(What the exercise asks) Count up the lines in the following listing that hold the word "welcome", then give only that count.

#####

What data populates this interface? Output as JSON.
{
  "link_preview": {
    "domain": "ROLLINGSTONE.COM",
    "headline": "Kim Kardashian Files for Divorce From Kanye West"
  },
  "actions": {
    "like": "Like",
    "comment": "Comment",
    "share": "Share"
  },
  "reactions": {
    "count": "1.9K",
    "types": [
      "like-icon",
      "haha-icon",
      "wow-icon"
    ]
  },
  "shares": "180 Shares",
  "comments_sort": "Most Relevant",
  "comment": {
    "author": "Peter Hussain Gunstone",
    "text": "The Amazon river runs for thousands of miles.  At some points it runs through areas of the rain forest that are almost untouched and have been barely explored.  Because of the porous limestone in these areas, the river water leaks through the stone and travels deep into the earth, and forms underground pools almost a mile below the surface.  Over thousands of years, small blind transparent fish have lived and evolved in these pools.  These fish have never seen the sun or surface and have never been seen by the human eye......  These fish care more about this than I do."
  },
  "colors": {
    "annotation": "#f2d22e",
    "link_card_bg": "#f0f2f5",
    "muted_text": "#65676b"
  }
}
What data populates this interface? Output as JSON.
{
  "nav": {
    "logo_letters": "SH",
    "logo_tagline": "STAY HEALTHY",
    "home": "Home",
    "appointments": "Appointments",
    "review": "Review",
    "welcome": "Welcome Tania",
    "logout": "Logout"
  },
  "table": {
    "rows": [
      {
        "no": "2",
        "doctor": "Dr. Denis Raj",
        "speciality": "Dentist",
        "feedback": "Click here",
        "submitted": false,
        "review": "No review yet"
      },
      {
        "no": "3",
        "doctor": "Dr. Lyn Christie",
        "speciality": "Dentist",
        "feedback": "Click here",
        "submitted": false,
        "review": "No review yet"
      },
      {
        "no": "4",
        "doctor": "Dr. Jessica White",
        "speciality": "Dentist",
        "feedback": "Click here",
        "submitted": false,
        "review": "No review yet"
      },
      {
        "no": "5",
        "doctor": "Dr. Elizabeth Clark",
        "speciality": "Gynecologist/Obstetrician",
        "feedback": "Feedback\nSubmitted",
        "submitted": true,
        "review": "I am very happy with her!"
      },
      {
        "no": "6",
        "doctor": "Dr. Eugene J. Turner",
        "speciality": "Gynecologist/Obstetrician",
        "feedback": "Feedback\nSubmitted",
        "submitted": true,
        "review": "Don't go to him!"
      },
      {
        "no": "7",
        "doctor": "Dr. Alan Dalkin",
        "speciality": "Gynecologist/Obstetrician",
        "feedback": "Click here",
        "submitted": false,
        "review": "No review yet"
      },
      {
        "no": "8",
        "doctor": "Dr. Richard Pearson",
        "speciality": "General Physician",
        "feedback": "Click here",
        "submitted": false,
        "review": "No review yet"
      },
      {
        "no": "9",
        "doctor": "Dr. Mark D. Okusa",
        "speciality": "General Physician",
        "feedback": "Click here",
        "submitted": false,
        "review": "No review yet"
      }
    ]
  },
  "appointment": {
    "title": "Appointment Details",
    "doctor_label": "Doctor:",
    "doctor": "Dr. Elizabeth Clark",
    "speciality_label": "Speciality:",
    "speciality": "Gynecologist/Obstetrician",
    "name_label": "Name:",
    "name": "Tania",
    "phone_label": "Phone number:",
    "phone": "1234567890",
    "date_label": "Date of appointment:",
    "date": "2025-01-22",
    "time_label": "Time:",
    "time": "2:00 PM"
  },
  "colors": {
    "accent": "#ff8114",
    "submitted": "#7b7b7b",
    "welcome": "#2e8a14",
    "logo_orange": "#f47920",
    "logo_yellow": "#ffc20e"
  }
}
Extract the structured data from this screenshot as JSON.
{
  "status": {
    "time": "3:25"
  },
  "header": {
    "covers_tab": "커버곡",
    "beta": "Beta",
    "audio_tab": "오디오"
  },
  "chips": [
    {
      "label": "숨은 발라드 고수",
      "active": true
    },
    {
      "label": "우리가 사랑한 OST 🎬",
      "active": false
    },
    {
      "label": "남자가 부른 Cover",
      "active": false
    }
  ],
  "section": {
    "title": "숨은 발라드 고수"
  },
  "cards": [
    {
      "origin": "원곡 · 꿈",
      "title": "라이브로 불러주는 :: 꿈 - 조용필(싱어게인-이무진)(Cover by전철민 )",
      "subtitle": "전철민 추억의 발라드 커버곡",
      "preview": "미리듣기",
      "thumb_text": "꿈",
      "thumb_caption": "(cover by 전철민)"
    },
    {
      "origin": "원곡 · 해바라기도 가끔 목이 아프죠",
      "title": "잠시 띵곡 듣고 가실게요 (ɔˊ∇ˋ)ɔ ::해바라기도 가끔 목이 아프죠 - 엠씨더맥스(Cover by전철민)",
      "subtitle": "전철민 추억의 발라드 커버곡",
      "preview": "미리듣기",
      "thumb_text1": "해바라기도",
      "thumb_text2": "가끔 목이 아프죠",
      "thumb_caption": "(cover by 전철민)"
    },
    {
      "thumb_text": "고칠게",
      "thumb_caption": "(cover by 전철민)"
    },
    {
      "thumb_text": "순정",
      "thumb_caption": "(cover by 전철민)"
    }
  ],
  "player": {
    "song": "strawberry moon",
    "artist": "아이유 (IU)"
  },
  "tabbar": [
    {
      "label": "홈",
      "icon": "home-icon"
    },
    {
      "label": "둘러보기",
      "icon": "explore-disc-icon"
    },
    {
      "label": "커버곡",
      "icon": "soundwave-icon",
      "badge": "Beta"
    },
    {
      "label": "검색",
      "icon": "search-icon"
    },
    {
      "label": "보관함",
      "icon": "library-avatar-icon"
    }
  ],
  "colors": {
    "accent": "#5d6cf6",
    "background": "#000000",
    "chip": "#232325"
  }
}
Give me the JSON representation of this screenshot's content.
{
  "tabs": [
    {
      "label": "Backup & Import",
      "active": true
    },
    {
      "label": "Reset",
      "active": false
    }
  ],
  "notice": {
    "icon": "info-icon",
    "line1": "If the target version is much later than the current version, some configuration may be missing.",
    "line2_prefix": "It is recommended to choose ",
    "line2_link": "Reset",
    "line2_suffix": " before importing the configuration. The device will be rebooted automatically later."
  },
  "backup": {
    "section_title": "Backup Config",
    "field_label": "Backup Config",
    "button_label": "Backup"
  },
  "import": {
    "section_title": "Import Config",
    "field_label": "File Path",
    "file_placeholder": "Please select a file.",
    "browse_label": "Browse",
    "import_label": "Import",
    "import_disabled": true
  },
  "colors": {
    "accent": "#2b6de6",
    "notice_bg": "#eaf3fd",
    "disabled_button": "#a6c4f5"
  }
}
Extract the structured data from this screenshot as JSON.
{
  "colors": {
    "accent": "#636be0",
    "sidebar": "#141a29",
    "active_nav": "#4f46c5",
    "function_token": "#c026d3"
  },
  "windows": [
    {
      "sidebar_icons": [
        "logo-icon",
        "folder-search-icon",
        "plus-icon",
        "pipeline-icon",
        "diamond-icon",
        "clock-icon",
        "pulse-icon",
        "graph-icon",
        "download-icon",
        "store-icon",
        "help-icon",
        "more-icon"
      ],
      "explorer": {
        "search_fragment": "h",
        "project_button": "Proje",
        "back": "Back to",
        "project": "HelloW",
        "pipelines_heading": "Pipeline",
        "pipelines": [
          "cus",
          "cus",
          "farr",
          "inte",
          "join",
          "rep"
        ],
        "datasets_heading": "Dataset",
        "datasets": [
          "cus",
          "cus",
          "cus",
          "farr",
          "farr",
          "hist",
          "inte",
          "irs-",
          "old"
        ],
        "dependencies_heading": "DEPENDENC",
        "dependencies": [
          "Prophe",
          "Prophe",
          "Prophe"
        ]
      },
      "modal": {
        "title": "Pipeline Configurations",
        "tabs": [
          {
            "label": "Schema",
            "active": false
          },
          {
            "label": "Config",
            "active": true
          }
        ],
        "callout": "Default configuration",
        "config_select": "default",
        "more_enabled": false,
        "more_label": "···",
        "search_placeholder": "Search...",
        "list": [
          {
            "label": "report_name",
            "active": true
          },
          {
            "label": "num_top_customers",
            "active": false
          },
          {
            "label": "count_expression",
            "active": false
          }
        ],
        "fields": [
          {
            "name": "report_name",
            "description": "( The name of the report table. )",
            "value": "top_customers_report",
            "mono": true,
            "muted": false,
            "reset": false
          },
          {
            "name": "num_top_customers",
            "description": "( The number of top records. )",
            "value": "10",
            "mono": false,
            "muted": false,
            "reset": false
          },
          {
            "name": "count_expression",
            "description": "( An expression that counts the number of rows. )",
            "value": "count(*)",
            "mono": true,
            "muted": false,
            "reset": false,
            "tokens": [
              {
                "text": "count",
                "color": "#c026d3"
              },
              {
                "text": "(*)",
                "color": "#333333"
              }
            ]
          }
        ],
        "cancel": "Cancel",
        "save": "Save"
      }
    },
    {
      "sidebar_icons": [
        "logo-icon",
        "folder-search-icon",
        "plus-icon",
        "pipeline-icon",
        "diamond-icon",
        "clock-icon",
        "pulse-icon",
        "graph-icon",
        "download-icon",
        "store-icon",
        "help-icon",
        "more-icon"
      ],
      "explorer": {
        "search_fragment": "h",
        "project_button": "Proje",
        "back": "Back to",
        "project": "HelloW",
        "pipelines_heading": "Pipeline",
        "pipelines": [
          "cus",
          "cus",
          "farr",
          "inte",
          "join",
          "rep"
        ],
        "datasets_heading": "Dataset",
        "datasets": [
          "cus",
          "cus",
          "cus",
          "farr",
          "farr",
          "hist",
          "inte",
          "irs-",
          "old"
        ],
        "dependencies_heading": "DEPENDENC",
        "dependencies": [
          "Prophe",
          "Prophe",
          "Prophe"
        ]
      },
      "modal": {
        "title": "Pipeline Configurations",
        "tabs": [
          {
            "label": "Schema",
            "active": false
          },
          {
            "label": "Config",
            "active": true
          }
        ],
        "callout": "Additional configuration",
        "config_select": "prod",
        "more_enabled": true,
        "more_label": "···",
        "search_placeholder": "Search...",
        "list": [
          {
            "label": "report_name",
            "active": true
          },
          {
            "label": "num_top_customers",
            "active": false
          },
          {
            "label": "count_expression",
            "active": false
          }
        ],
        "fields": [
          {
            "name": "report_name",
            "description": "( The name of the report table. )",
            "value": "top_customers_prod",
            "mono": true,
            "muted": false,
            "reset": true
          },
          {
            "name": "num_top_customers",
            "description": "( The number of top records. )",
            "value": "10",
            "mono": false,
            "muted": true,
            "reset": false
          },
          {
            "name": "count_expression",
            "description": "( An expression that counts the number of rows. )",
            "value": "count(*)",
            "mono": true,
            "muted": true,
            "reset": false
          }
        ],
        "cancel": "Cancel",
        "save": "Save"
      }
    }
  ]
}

#####

(Solution to this task) 2